begin MATERIAL FOR THIS EXERCISE

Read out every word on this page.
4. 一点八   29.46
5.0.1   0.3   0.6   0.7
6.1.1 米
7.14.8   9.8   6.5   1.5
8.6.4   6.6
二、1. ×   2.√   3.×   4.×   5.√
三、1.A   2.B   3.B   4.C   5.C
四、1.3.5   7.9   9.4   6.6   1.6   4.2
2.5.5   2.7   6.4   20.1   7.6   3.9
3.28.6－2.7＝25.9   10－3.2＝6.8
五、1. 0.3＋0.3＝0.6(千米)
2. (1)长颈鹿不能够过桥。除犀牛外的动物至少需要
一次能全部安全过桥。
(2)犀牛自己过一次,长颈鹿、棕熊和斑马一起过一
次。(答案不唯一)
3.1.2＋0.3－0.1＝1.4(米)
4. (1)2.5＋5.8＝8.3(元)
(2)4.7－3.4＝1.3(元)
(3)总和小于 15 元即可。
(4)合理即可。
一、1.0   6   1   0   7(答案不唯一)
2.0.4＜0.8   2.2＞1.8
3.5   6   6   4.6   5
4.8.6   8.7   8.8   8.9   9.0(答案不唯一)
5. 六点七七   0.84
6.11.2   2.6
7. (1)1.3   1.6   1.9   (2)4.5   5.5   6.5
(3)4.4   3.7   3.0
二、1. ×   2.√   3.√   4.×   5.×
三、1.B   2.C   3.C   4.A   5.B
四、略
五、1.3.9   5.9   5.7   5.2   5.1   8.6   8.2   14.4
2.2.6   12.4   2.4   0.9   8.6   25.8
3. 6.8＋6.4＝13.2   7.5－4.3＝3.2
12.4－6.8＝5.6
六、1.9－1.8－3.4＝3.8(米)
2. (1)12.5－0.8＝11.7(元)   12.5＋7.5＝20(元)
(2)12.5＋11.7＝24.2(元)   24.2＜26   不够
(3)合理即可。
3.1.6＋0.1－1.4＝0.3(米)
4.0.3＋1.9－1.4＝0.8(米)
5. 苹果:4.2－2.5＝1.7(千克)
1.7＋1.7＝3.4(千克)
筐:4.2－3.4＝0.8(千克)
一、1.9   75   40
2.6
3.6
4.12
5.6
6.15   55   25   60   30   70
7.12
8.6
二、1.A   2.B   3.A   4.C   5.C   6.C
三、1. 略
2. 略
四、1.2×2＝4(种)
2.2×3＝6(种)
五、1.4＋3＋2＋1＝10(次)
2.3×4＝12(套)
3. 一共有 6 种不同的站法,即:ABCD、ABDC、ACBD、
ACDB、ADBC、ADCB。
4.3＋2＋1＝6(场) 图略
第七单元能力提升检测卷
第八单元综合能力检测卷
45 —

end MATERIAL FOR THIS EXERCISE

Which lines contain "答案不唯一"? Show each of them.

次。(答案不唯一)
一、1.0   6   1   0   7(答案不唯一)
4.8.6   8.7   8.8   8.9   9.0(答案不唯一)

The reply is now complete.